*Your goal:*
The listing below should be written out exactly; please include all of it.

(begin)

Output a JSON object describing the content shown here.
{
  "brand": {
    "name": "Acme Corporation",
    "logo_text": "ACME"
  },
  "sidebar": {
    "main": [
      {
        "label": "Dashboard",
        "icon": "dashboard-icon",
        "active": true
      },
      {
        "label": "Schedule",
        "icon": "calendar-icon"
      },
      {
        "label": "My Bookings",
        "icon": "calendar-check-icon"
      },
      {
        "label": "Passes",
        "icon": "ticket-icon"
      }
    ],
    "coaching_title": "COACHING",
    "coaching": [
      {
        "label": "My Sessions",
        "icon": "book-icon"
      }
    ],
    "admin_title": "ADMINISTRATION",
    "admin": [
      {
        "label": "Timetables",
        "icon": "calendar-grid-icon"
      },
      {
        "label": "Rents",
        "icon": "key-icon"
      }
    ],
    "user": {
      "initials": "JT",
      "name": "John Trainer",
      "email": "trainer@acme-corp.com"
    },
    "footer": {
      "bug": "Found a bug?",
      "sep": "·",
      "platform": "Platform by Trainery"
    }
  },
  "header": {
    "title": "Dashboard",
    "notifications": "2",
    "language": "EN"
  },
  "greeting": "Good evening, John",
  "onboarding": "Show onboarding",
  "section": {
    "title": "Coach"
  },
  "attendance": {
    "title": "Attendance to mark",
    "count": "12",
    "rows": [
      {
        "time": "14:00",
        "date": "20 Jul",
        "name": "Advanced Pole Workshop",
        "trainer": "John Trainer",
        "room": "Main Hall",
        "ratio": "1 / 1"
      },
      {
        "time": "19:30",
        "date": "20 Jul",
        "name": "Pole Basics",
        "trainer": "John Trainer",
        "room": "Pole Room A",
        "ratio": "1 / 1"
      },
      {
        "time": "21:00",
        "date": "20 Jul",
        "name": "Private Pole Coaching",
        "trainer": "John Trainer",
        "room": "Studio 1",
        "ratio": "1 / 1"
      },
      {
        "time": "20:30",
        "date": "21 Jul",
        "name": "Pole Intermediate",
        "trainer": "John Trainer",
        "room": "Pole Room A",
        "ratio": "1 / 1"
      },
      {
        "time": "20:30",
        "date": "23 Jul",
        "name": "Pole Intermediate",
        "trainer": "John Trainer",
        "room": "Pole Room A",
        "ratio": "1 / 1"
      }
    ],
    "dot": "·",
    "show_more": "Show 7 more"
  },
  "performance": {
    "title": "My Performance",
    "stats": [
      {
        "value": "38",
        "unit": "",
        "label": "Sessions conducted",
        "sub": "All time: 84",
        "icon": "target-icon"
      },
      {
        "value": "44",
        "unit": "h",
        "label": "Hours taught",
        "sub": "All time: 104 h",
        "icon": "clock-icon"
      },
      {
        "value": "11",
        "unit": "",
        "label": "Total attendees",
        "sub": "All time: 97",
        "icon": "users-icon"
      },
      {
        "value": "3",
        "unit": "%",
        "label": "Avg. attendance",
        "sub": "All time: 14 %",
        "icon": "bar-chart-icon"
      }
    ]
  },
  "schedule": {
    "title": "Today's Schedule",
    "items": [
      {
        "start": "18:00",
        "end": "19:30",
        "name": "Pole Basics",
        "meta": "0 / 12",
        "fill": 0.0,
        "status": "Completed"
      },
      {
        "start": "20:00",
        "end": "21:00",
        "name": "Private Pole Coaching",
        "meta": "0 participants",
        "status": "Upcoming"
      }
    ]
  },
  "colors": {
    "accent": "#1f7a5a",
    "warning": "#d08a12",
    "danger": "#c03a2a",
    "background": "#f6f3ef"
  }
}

(end)

*The completed task:*
Output a JSON object describing the content shown here.
{
  "brand": {
    "name": "Acme Corporation",
    "logo_text": "ACME"
  },
  "sidebar": {
    "main": [
      {
        "label": "Dashboard",
        "icon": "dashboard-icon",
        "active": true
      },
      {
        "label": "Schedule",
        "icon": "calendar-icon"
      },
      {
        "label": "My Bookings",
        "icon": "calendar-check-icon"
      },
      {
        "label": "Passes",
        "icon": "ticket-icon"
      }
    ],
    "coaching_title": "COACHING",
    "coaching": [
      {
        "label": "My Sessions",
        "icon": "book-icon"
      }
    ],
    "admin_title": "ADMINISTRATION",
    "admin": [
      {
        "label": "Timetables",
        "icon": "calendar-grid-icon"
      },
      {
        "label": "Rents",
        "icon": "key-icon"
      }
    ],
    "user": {
      "initials": "JT",
      "name": "John Trainer",
      "email": "trainer@acme-corp.com"
    },
    "footer": {
      "bug": "Found a bug?",
      "sep": "·",
      "platform": "Platform by Trainery"
    }
  },
  "header": {
    "title": "Dashboard",
    "notifications": "2",
    "language": "EN"
  },
  "greeting": "Good evening, John",
  "onboarding": "Show onboarding",
  "section": {
    "title": "Coach"
  },
  "attendance": {
    "title": "Attendance to mark",
    "count": "12",
    "rows": [
      {
        "time": "14:00",
        "date": "20 Jul",
        "name": "Advanced Pole Workshop",
        "trainer": "John Trainer",
        "room": "Main Hall",
        "ratio": "1 / 1"
      },
      {
        "time": "19:30",
        "date": "20 Jul",
        "name": "Pole Basics",
        "trainer": "John Trainer",
        "room": "Pole Room A",
        "ratio": "1 / 1"
      },
      {
        "time": "21:00",
        "date": "20 Jul",
        "name": "Private Pole Coaching",
        "trainer": "John Trainer",
        "room": "Studio 1",
        "ratio": "1 / 1"
      },
      {
        "time": "20:30",
        "date": "21 Jul",
        "name": "Pole Intermediate",
        "trainer": "John Trainer",
        "room": "Pole Room A",
        "ratio": "1 / 1"
      },
      {
        "time": "20:30",
        "date": "23 Jul",
        "name": "Pole Intermediate",
        "trainer": "John Trainer",
        "room": "Pole Room A",
        "ratio": "1 / 1"
      }
    ],
    "dot": "·",
    "show_more": "Show 7 more"
  },
  "performance": {
    "title": "My Performance",
    "stats": [
      {
        "value": "38",
        "unit": "",
        "label": "Sessions conducted",
        "sub": "All time: 84",
        "icon": "target-icon"
      },
      {
        "value": "44",
        "unit": "h",
        "label": "Hours taught",
        "sub": "All time: 104 h",
        "icon": "clock-icon"
      },
      {
        "value": "11",
        "unit": "",
        "label": "Total attendees",
        "sub": "All time: 97",
        "icon": "users-icon"
      },
      {
        "value": "3",
        "unit": "%",
        "label": "Avg. attendance",
        "sub": "All time: 14 %",
        "icon": "bar-chart-icon"
      }
    ]
  },
  "schedule": {
    "title": "Today's Schedule",
    "items": [
      {
        "start": "18:00",
        "end": "19:30",
        "name": "Pole Basics",
        "meta": "0 / 12",
        "fill": 0.0,
        "status": "Completed"
      },
      {
        "start": "20:00",
        "end": "21:00",
        "name": "Private Pole Coaching",
        "meta": "0 participants",
        "status": "Upcoming"
      }
    ]
  },
  "colors": {
    "accent": "#1f7a5a",
    "warning": "#d08a12",
    "danger": "#c03a2a",
    "background": "#f6f3ef"
  }
}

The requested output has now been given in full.